» Given problem:
Report how many lines of the records below include the word "related". Give nothing but the number.

» Data entries:
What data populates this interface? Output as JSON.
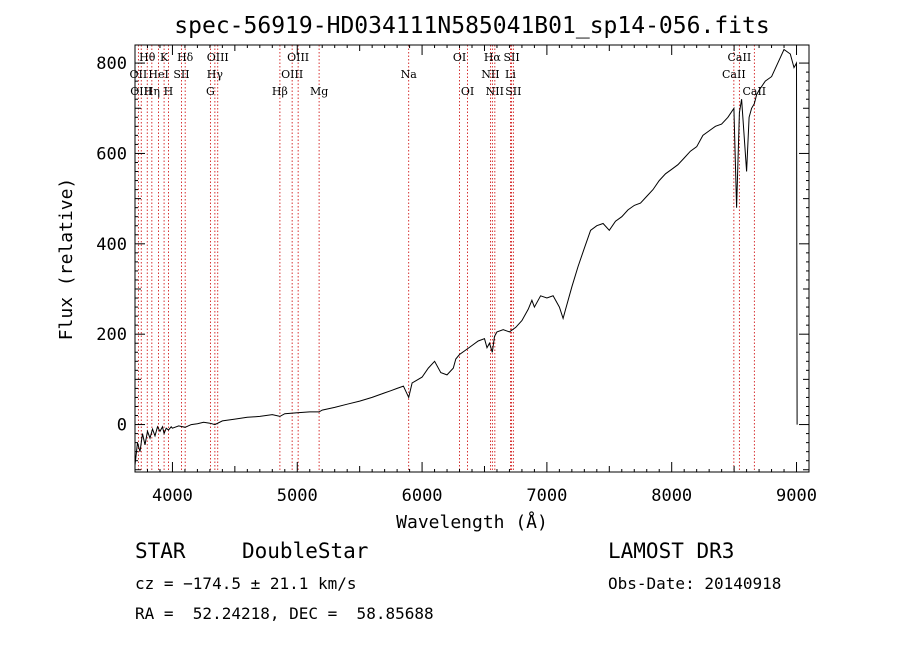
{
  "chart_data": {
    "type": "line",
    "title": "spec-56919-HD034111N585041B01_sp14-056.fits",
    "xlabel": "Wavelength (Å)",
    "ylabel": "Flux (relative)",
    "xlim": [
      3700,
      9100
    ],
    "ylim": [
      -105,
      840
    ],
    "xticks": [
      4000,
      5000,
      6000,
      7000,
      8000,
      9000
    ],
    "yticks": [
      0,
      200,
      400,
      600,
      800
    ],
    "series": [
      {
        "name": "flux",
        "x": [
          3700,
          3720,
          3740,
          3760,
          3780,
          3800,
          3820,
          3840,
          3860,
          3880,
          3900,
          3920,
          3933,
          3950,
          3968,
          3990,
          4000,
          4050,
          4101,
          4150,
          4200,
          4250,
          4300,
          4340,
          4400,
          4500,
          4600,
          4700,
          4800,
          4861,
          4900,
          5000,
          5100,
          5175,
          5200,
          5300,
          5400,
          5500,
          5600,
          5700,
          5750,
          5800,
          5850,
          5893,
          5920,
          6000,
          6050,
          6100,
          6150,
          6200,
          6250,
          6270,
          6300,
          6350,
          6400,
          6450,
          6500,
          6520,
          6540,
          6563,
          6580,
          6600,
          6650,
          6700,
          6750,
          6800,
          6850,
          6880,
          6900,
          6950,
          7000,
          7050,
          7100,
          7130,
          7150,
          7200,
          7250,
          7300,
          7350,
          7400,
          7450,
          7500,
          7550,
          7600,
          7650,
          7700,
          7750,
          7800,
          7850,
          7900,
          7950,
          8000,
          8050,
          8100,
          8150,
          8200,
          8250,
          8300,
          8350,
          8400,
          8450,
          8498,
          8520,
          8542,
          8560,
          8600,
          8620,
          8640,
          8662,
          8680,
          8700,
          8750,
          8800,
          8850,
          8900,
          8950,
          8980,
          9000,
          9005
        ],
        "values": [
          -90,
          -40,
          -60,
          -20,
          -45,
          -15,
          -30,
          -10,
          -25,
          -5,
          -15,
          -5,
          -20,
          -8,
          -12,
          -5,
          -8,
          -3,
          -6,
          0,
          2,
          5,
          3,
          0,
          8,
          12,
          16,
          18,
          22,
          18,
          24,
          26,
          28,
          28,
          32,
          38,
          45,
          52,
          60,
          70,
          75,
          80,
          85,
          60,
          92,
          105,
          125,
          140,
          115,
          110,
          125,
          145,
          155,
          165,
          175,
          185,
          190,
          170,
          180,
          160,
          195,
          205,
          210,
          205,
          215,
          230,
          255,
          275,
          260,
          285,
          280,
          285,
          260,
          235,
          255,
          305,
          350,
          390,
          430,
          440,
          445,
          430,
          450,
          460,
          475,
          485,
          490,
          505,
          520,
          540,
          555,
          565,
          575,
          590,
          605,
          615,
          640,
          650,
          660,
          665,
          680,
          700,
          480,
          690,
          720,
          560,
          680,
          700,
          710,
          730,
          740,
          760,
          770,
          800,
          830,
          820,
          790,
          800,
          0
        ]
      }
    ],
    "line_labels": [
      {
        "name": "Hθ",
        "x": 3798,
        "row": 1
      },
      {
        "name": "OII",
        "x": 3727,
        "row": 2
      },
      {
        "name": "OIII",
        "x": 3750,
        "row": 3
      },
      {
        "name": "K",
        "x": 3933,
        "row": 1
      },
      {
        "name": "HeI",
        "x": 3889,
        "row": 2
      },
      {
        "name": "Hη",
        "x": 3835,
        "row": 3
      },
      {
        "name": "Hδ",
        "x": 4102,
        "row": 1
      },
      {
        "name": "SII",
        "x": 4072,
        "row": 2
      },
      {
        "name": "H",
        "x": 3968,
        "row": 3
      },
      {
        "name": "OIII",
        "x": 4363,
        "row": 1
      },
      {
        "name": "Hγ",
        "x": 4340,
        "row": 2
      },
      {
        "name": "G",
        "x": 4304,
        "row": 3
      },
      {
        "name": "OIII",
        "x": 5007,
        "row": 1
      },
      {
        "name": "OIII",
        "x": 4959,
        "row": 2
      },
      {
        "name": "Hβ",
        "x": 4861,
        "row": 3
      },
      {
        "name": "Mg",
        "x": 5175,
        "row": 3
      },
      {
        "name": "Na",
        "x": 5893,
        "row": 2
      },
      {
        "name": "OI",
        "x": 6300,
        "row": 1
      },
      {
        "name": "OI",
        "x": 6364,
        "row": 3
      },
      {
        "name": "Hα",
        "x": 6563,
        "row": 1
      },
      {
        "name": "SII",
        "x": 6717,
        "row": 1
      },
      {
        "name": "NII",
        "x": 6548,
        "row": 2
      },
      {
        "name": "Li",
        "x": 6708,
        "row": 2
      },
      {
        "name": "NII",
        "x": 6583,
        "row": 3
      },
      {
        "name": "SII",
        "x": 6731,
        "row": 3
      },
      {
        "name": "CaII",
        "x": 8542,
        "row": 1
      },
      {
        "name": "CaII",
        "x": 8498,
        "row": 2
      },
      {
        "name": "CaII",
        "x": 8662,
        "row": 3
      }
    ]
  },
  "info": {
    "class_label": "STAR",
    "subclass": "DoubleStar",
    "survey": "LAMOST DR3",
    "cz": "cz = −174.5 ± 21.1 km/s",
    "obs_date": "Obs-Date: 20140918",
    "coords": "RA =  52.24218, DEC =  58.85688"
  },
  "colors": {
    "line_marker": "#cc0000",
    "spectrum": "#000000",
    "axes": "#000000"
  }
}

---

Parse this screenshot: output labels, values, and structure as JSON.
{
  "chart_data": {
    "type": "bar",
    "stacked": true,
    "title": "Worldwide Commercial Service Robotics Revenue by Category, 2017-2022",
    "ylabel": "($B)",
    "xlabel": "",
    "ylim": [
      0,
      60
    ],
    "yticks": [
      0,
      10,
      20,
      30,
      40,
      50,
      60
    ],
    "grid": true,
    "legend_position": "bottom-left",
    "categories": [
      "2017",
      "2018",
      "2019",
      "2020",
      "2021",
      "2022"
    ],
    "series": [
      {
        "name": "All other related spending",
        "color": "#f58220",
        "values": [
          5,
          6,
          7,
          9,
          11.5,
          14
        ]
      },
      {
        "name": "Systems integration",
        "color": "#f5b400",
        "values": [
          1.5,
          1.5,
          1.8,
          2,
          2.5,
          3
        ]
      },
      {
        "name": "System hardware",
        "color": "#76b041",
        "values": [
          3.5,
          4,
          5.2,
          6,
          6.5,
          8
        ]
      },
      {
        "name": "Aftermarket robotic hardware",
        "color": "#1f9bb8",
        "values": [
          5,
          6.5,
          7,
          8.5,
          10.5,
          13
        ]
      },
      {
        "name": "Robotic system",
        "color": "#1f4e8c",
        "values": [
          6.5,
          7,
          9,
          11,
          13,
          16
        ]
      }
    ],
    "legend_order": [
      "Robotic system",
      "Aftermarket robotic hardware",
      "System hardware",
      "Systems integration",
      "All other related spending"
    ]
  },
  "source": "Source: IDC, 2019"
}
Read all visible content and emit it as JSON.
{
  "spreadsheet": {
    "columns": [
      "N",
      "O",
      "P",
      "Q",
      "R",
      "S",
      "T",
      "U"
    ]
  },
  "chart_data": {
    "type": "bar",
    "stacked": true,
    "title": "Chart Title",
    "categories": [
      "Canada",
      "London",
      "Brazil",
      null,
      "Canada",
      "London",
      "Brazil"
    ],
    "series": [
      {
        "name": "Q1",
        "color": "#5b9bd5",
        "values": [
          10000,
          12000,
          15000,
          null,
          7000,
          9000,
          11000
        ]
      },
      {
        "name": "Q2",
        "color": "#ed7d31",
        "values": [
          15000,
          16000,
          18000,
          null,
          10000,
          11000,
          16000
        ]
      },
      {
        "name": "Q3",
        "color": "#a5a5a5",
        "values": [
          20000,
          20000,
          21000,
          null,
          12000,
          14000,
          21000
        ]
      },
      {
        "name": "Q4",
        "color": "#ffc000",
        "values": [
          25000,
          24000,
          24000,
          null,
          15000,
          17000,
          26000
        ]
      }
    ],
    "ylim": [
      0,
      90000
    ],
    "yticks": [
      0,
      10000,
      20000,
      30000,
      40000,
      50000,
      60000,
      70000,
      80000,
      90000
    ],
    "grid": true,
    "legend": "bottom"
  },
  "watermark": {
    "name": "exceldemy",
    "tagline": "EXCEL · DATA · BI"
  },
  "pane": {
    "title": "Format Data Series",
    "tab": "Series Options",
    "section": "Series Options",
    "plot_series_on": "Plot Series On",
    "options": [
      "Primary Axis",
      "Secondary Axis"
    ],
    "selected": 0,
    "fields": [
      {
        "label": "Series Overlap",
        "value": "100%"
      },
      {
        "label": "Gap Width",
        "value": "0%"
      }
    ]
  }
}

» Result:
2